== Data for processing ==
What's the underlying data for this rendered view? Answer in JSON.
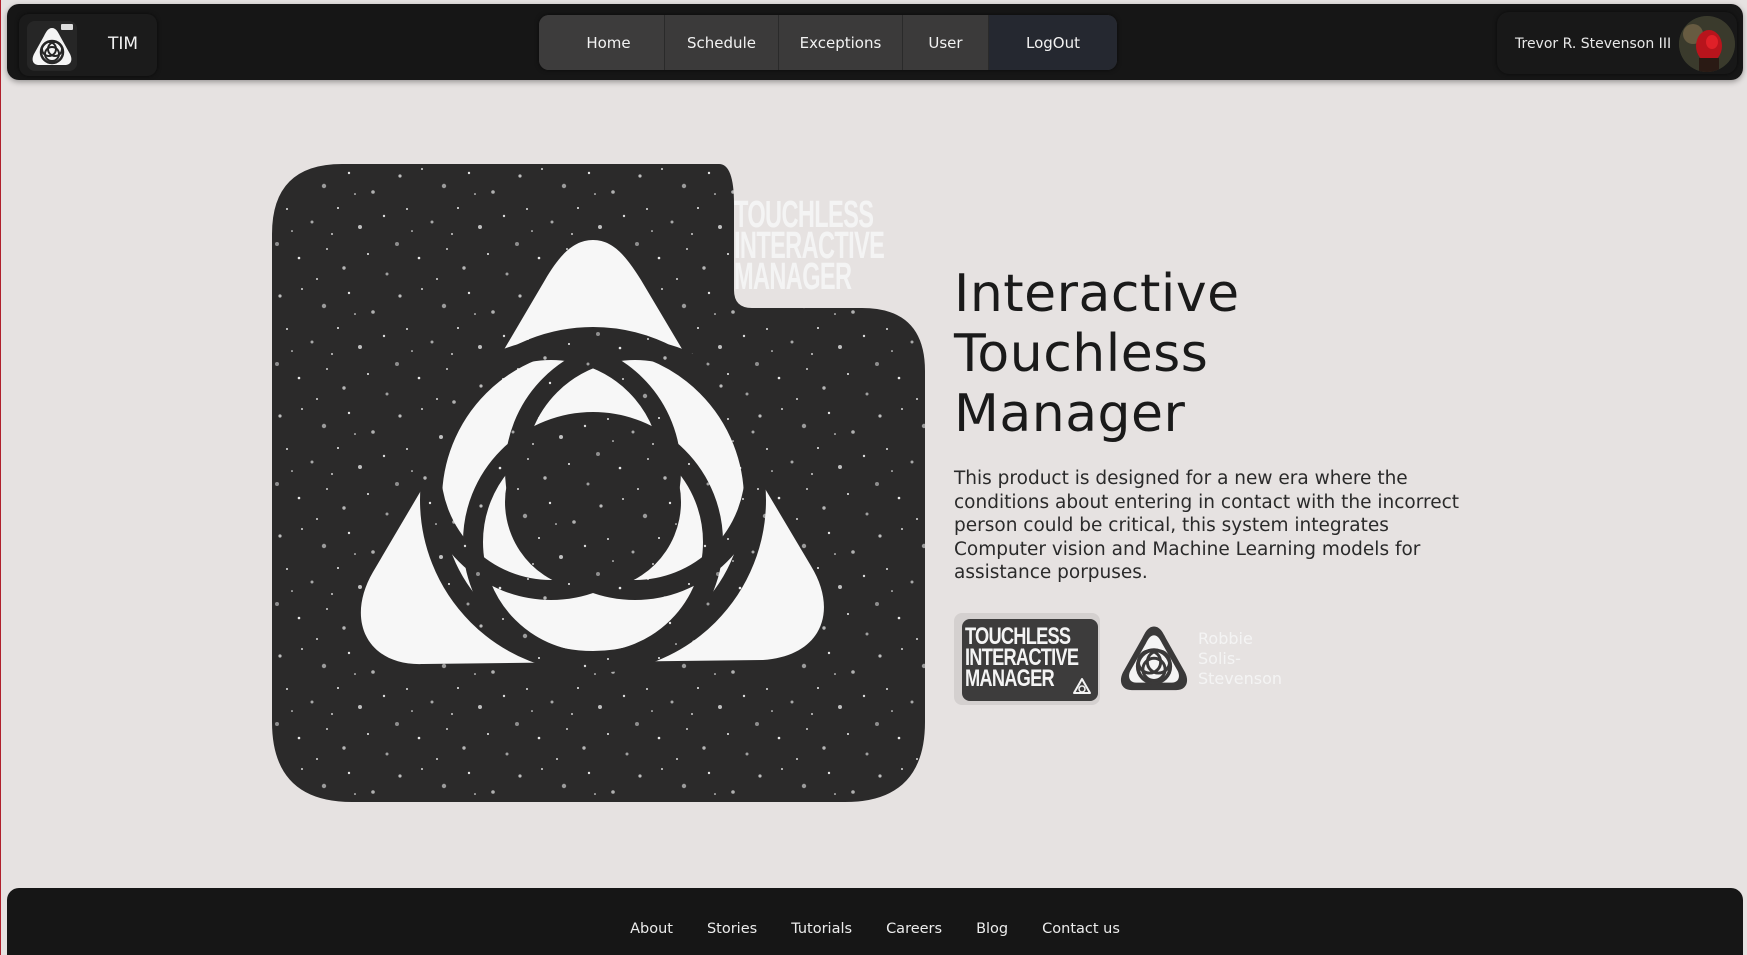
{
  "header": {
    "brand_name": "TIM",
    "nav": [
      {
        "label": "Home"
      },
      {
        "label": "Schedule"
      },
      {
        "label": "Exceptions"
      },
      {
        "label": "User"
      },
      {
        "label": "LogOut"
      }
    ],
    "user_name": "Trevor R. Stevenson III"
  },
  "hero": {
    "art_caption_lines": [
      "TOUCHLESS",
      "INTERACTIVE",
      "MANAGER"
    ],
    "title_lines": [
      "Interactive",
      "Touchless",
      "Manager"
    ],
    "description": "This product is designed for a new era where the conditions about entering in contact with the incorrect person could be critical, this system integrates Computer vision and Machine Learning models for assistance porpuses.",
    "card_text_lines": [
      "TOUCHLESS",
      "INTERACTIVE",
      "MANAGER"
    ],
    "author_name": "Robbie Solis-Stevenson"
  },
  "footer": {
    "links": [
      {
        "label": "About"
      },
      {
        "label": "Stories"
      },
      {
        "label": "Tutorials"
      },
      {
        "label": "Careers"
      },
      {
        "label": "Blog"
      },
      {
        "label": "Contact us"
      }
    ]
  },
  "colors": {
    "page_bg": "#e6e2e1",
    "bar_bg": "#161616",
    "art_bg": "#2b2a2a",
    "text_dark": "#1a1a1a"
  },
  "icons": [
    "tim-logo-icon",
    "user-avatar",
    "triangle-logo-icon"
  ]
}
===
▶ _Stated problem_
Give an exact reproduction of every line, leaving out any picture.

▶ _Task solution_
What's the underlying data for this rendered view? Answer in JSON.
{
  "header": {
    "brand_name": "TIM",
    "nav": [
      {
        "label": "Home"
      },
      {
        "label": "Schedule"
      },
      {
        "label": "Exceptions"
      },
      {
        "label": "User"
      },
      {
        "label": "LogOut"
      }
    ],
    "user_name": "Trevor R. Stevenson III"
  },
  "hero": {
    "art_caption_lines": [
      "TOUCHLESS",
      "INTERACTIVE",
      "MANAGER"
    ],
    "title_lines": [
      "Interactive",
      "Touchless",
      "Manager"
    ],
    "description": "This product is designed for a new era where the conditions about entering in contact with the incorrect person could be critical, this system integrates Computer vision and Machine Learning models for assistance porpuses.",
    "card_text_lines": [
      "TOUCHLESS",
      "INTERACTIVE",
      "MANAGER"
    ],
    "author_name": "Robbie Solis-Stevenson"
  },
  "footer": {
    "links": [
      {
        "label": "About"
      },
      {
        "label": "Stories"
      },
      {
        "label": "Tutorials"
      },
      {
        "label": "Careers"
      },
      {
        "label": "Blog"
      },
      {
        "label": "Contact us"
      }
    ]
  },
  "colors": {
    "page_bg": "#e6e2e1",
    "bar_bg": "#161616",
    "art_bg": "#2b2a2a",
    "text_dark": "#1a1a1a"
  },
  "icons": [
    "tim-logo-icon",
    "user-avatar",
    "triangle-logo-icon"
  ]
}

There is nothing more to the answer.